Stored dataset items
# # # # # # #

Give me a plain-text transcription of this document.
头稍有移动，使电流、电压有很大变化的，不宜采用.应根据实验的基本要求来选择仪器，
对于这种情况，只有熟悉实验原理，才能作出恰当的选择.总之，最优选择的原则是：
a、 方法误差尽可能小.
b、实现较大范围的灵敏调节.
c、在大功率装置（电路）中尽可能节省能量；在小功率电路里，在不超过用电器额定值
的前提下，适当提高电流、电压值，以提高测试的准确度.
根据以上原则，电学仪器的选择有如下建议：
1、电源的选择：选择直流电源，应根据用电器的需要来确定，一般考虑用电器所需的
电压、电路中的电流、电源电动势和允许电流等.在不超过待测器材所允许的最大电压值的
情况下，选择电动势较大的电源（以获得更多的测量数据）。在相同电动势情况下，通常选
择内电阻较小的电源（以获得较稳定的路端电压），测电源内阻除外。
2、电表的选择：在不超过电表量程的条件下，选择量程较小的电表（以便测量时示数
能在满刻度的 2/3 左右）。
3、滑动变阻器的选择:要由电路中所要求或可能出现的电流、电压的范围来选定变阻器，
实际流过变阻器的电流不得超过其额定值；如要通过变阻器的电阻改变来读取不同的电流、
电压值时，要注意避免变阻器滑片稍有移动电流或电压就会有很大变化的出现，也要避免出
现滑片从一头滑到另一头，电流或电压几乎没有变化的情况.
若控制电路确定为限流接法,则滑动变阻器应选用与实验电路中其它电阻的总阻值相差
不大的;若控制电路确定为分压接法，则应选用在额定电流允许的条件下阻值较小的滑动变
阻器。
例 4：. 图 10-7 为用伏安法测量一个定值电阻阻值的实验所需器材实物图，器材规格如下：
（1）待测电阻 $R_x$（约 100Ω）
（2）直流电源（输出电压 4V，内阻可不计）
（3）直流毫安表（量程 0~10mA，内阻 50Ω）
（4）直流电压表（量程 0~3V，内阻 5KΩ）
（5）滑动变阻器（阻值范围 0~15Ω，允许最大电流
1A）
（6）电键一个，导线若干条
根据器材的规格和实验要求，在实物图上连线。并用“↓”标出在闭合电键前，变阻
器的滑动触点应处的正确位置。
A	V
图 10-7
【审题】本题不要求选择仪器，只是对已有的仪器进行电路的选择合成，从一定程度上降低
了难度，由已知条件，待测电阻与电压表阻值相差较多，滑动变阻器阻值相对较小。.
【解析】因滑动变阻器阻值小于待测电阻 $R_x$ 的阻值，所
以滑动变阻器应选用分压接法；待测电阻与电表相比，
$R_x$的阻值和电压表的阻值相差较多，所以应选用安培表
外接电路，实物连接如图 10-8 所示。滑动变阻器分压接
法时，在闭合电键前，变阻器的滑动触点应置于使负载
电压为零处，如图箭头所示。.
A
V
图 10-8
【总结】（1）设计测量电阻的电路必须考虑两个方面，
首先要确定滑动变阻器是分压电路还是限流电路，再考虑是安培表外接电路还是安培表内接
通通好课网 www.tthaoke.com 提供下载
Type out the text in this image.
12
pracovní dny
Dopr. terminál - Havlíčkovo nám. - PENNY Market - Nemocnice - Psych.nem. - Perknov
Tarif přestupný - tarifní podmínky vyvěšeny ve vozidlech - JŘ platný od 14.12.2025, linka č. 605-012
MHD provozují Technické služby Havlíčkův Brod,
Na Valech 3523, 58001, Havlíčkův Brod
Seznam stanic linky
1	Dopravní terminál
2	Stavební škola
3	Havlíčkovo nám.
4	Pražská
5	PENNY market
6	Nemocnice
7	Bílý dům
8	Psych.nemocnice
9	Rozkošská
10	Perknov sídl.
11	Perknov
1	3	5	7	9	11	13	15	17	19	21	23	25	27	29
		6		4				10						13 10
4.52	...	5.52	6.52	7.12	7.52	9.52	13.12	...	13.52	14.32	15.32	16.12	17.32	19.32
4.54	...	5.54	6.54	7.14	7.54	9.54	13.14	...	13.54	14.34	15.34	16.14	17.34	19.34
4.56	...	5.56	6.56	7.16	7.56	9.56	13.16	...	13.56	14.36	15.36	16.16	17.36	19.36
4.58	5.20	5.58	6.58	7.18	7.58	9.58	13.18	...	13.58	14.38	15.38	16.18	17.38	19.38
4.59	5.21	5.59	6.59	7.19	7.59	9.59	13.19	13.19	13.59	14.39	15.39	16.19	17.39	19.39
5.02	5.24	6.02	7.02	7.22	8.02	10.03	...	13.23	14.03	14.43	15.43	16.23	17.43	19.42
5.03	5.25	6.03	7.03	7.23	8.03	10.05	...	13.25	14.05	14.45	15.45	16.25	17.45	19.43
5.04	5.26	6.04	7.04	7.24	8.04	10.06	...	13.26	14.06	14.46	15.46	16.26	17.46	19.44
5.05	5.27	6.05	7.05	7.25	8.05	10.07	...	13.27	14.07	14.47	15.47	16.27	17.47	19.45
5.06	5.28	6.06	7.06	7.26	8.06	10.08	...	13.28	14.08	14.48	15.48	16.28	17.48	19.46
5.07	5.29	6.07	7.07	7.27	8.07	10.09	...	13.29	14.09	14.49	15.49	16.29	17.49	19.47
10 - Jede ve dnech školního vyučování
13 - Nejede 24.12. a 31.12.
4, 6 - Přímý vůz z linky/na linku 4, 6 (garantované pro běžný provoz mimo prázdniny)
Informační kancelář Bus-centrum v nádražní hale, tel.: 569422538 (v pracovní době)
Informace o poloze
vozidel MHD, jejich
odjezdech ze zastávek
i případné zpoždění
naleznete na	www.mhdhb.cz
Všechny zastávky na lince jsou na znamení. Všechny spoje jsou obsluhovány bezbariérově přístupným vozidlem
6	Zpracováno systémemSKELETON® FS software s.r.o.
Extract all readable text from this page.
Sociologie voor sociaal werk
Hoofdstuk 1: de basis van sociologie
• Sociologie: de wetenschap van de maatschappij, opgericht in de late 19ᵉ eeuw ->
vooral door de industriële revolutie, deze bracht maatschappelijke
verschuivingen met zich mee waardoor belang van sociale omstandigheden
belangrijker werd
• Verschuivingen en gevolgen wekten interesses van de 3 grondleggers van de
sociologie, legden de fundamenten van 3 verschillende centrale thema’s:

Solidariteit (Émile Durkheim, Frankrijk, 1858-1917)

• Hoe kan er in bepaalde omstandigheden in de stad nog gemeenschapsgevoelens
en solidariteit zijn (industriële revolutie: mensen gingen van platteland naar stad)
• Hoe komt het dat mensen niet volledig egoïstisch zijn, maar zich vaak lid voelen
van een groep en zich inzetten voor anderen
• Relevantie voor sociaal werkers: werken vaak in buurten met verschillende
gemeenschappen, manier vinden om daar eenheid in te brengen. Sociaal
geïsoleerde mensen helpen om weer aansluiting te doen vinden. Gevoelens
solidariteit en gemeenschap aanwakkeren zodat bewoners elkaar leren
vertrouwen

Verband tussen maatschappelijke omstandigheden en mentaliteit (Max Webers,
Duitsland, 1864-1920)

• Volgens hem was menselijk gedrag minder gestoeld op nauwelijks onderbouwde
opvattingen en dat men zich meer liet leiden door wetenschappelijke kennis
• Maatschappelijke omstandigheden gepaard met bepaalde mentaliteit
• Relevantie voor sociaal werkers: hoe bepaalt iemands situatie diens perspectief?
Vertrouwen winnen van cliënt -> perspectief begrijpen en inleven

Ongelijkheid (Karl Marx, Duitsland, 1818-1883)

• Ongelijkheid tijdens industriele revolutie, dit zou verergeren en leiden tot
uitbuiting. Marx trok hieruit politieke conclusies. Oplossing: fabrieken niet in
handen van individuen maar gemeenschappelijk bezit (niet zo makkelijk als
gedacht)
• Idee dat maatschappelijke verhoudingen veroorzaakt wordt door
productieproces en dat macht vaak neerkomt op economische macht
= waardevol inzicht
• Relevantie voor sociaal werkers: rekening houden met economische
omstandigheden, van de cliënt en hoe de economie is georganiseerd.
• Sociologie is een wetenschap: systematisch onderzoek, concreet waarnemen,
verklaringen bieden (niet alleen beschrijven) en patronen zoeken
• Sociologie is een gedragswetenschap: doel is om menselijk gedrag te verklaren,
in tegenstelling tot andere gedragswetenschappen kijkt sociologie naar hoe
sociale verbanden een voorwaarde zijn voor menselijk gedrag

# # # # # # #

Find each line holding the word "perspectief" and copy it.

Final result:
• Relevantie voor sociaal werkers: hoe bepaalt iemands situatie diens perspectief?
Vertrouwen winnen van cliënt -> perspectief begrijpen en inleven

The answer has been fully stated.